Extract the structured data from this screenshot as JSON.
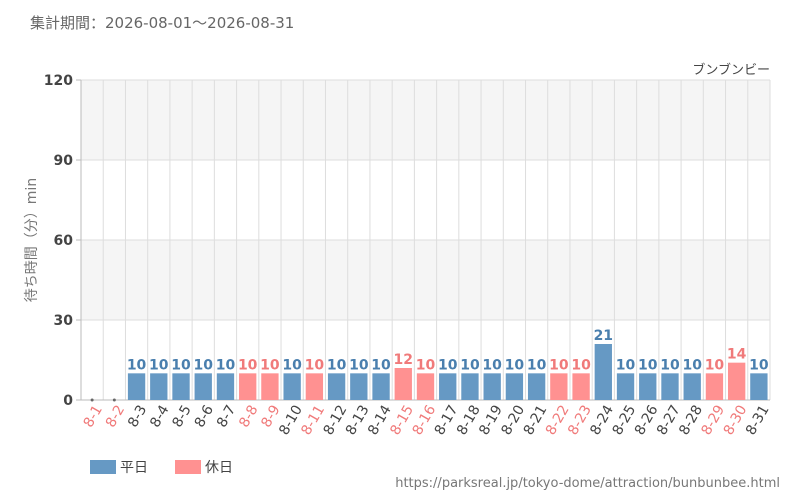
{
  "header": {
    "period": "集計期間：2026-08-01～2026-08-31"
  },
  "source_url": "https://parksreal.jp/tokyo-dome/attraction/bunbunbee.html",
  "colors": {
    "weekday": "#6699c4",
    "holiday": "#ff9191",
    "weekday_text": "#4a7fae",
    "holiday_text": "#f07a7a",
    "band": "#f5f5f5",
    "grid": "#dddddd",
    "axis": "#bbbbbb"
  },
  "chart_data": {
    "type": "bar",
    "title": "ブンブンビー",
    "xlabel": "",
    "ylabel": "待ち時間（分）min",
    "ylim": [
      0,
      120
    ],
    "yticks": [
      0,
      30,
      60,
      90,
      120
    ],
    "grid": true,
    "legend_position": "bottom-left",
    "categories": [
      "8-1",
      "8-2",
      "8-3",
      "8-4",
      "8-5",
      "8-6",
      "8-7",
      "8-8",
      "8-9",
      "8-10",
      "8-11",
      "8-12",
      "8-13",
      "8-14",
      "8-15",
      "8-16",
      "8-17",
      "8-18",
      "8-19",
      "8-20",
      "8-21",
      "8-22",
      "8-23",
      "8-24",
      "8-25",
      "8-26",
      "8-27",
      "8-28",
      "8-29",
      "8-30",
      "8-31"
    ],
    "values": [
      null,
      null,
      10,
      10,
      10,
      10,
      10,
      10,
      10,
      10,
      10,
      10,
      10,
      10,
      12,
      10,
      10,
      10,
      10,
      10,
      10,
      10,
      10,
      21,
      10,
      10,
      10,
      10,
      10,
      14,
      10
    ],
    "day_type": [
      "holiday",
      "holiday",
      "weekday",
      "weekday",
      "weekday",
      "weekday",
      "weekday",
      "holiday",
      "holiday",
      "weekday",
      "holiday",
      "weekday",
      "weekday",
      "weekday",
      "holiday",
      "holiday",
      "weekday",
      "weekday",
      "weekday",
      "weekday",
      "weekday",
      "holiday",
      "holiday",
      "weekday",
      "weekday",
      "weekday",
      "weekday",
      "weekday",
      "holiday",
      "holiday",
      "weekday"
    ],
    "legend": [
      {
        "key": "weekday",
        "label": "平日"
      },
      {
        "key": "holiday",
        "label": "休日"
      }
    ]
  }
}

######

→ AIM:
Please set down each line of the data above exactly as written, without the pictures.

→ RESULT FOR THIS TASK:
Extract the structured data from this screenshot as JSON.
{
  "header": {
    "period": "集計期間：2026-08-01～2026-08-31"
  },
  "source_url": "https://parksreal.jp/tokyo-dome/attraction/bunbunbee.html",
  "colors": {
    "weekday": "#6699c4",
    "holiday": "#ff9191",
    "weekday_text": "#4a7fae",
    "holiday_text": "#f07a7a",
    "band": "#f5f5f5",
    "grid": "#dddddd",
    "axis": "#bbbbbb"
  },
  "chart_data": {
    "type": "bar",
    "title": "ブンブンビー",
    "xlabel": "",
    "ylabel": "待ち時間（分）min",
    "ylim": [
      0,
      120
    ],
    "yticks": [
      0,
      30,
      60,
      90,
      120
    ],
    "grid": true,
    "legend_position": "bottom-left",
    "categories": [
      "8-1",
      "8-2",
      "8-3",
      "8-4",
      "8-5",
      "8-6",
      "8-7",
      "8-8",
      "8-9",
      "8-10",
      "8-11",
      "8-12",
      "8-13",
      "8-14",
      "8-15",
      "8-16",
      "8-17",
      "8-18",
      "8-19",
      "8-20",
      "8-21",
      "8-22",
      "8-23",
      "8-24",
      "8-25",
      "8-26",
      "8-27",
      "8-28",
      "8-29",
      "8-30",
      "8-31"
    ],
    "values": [
      null,
      null,
      10,
      10,
      10,
      10,
      10,
      10,
      10,
      10,
      10,
      10,
      10,
      10,
      12,
      10,
      10,
      10,
      10,
      10,
      10,
      10,
      10,
      21,
      10,
      10,
      10,
      10,
      10,
      14,
      10
    ],
    "day_type": [
      "holiday",
      "holiday",
      "weekday",
      "weekday",
      "weekday",
      "weekday",
      "weekday",
      "holiday",
      "holiday",
      "weekday",
      "holiday",
      "weekday",
      "weekday",
      "weekday",
      "holiday",
      "holiday",
      "weekday",
      "weekday",
      "weekday",
      "weekday",
      "weekday",
      "holiday",
      "holiday",
      "weekday",
      "weekday",
      "weekday",
      "weekday",
      "weekday",
      "holiday",
      "holiday",
      "weekday"
    ],
    "legend": [
      {
        "key": "weekday",
        "label": "平日"
      },
      {
        "key": "holiday",
        "label": "休日"
      }
    ]
  }
}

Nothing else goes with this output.